Start of Data to process
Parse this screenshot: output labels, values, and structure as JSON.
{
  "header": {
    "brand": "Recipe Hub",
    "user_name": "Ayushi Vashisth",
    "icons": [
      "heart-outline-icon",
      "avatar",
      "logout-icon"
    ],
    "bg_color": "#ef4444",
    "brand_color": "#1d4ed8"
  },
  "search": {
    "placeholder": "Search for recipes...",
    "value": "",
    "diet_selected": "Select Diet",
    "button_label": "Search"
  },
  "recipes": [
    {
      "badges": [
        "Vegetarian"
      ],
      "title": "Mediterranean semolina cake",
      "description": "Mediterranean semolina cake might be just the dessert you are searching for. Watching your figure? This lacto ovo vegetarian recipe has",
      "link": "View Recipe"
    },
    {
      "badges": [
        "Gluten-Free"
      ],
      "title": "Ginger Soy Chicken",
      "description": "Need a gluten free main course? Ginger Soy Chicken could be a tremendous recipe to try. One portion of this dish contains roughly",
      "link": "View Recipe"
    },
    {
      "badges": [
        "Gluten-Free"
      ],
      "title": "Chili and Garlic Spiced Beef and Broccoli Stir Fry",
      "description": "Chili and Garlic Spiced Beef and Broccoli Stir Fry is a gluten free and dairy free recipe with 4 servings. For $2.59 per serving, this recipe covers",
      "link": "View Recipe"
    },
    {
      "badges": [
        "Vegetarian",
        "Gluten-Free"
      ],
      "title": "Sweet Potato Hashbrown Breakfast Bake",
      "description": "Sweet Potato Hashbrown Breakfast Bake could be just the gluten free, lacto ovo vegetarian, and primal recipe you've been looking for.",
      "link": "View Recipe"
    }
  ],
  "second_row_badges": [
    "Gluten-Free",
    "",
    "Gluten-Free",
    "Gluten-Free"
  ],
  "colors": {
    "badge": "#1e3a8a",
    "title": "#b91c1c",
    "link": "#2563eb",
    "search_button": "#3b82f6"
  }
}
End of Data to process
> _Problem description_: Reproduce the entries above in full, verbatim.

> _Worked solution_:
Parse this screenshot: output labels, values, and structure as JSON.
{
  "header": {
    "brand": "Recipe Hub",
    "user_name": "Ayushi Vashisth",
    "icons": [
      "heart-outline-icon",
      "avatar",
      "logout-icon"
    ],
    "bg_color": "#ef4444",
    "brand_color": "#1d4ed8"
  },
  "search": {
    "placeholder": "Search for recipes...",
    "value": "",
    "diet_selected": "Select Diet",
    "button_label": "Search"
  },
  "recipes": [
    {
      "badges": [
        "Vegetarian"
      ],
      "title": "Mediterranean semolina cake",
      "description": "Mediterranean semolina cake might be just the dessert you are searching for. Watching your figure? This lacto ovo vegetarian recipe has",
      "link": "View Recipe"
    },
    {
      "badges": [
        "Gluten-Free"
      ],
      "title": "Ginger Soy Chicken",
      "description": "Need a gluten free main course? Ginger Soy Chicken could be a tremendous recipe to try. One portion of this dish contains roughly",
      "link": "View Recipe"
    },
    {
      "badges": [
        "Gluten-Free"
      ],
      "title": "Chili and Garlic Spiced Beef and Broccoli Stir Fry",
      "description": "Chili and Garlic Spiced Beef and Broccoli Stir Fry is a gluten free and dairy free recipe with 4 servings. For $2.59 per serving, this recipe covers",
      "link": "View Recipe"
    },
    {
      "badges": [
        "Vegetarian",
        "Gluten-Free"
      ],
      "title": "Sweet Potato Hashbrown Breakfast Bake",
      "description": "Sweet Potato Hashbrown Breakfast Bake could be just the gluten free, lacto ovo vegetarian, and primal recipe you've been looking for.",
      "link": "View Recipe"
    }
  ],
  "second_row_badges": [
    "Gluten-Free",
    "",
    "Gluten-Free",
    "Gluten-Free"
  ],
  "colors": {
    "badge": "#1e3a8a",
    "title": "#b91c1c",
    "link": "#2563eb",
    "search_button": "#3b82f6"
  }
}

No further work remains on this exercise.